* Begin DATA ENTRIES *

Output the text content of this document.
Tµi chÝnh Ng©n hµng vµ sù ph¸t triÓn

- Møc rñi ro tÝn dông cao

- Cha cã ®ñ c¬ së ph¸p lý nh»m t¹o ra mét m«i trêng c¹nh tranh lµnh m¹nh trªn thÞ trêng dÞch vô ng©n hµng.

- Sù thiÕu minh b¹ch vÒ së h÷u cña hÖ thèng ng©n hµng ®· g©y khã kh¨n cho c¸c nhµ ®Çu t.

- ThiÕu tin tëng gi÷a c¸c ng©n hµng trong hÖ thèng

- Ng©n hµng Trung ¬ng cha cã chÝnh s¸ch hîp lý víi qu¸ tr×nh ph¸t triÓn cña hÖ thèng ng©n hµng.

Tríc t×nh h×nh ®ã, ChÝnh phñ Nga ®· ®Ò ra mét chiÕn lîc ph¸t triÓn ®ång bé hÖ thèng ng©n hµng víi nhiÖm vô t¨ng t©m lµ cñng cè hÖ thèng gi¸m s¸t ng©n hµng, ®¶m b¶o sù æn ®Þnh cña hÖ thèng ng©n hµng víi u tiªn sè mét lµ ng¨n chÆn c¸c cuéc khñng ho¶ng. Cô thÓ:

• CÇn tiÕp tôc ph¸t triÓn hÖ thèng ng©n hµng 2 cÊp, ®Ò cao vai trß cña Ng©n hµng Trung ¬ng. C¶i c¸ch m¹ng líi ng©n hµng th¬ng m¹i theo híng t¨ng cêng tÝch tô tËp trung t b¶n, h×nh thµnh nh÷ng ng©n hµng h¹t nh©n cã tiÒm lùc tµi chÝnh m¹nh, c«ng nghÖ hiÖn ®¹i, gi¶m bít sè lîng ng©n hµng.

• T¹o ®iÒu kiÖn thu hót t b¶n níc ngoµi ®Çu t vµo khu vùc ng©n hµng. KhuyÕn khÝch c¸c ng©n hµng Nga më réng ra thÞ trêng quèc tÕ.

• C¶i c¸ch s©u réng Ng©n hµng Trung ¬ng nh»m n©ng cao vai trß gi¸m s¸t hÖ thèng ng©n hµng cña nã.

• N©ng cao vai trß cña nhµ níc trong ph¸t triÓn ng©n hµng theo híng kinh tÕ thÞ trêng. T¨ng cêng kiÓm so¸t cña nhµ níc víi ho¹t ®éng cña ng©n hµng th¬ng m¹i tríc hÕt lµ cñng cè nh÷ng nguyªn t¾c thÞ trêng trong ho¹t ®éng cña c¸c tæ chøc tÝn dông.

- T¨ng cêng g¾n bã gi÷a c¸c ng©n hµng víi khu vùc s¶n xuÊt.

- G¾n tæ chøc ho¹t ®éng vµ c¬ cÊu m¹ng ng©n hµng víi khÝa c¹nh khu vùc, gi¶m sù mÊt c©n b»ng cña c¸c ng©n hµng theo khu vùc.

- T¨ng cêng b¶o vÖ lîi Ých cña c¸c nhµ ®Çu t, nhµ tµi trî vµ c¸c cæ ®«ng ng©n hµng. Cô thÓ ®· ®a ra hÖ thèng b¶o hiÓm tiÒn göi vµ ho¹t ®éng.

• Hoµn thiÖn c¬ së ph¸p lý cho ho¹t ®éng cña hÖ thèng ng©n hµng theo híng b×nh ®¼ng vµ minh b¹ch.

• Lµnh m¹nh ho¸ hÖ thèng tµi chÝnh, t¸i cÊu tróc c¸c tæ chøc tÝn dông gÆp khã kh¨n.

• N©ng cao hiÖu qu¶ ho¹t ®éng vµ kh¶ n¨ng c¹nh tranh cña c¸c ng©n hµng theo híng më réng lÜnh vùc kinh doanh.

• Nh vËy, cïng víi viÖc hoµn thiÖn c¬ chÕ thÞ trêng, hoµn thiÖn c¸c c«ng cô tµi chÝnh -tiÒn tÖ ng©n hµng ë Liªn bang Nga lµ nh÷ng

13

* End DATA ENTRIES *

• _TASK DESCRIPTION_
Select every line where the word "híng" occurs.

• _ANSWER TO THIS EXERCISE_
• CÇn tiÕp tôc ph¸t triÓn hÖ thèng ng©n hµng 2 cÊp, ®Ò cao vai trß cña Ng©n hµng Trung ¬ng. C¶i c¸ch m¹ng líi ng©n hµng th¬ng m¹i theo híng t¨ng cêng tÝch tô tËp trung t b¶n, h×nh thµnh nh÷ng ng©n hµng h¹t nh©n cã tiÒm lùc tµi chÝnh m¹nh, c«ng nghÖ hiÖn ®¹i, gi¶m bít sè lîng ng©n hµng.
• N©ng cao vai trß cña nhµ níc trong ph¸t triÓn ng©n hµng theo híng kinh tÕ thÞ trêng. T¨ng cêng kiÓm so¸t cña nhµ níc víi ho¹t ®éng cña ng©n hµng th¬ng m¹i tríc hÕt lµ cñng cè nh÷ng nguyªn t¾c thÞ trêng trong ho¹t ®éng cña c¸c tæ chøc tÝn dông.
• Hoµn thiÖn c¬ së ph¸p lý cho ho¹t ®éng cña hÖ thèng ng©n hµng theo híng b×nh ®¼ng vµ minh b¹ch.
• N©ng cao hiÖu qu¶ ho¹t ®éng vµ kh¶ n¨ng c¹nh tranh cña c¸c ng©n hµng theo híng më réng lÜnh vùc kinh doanh.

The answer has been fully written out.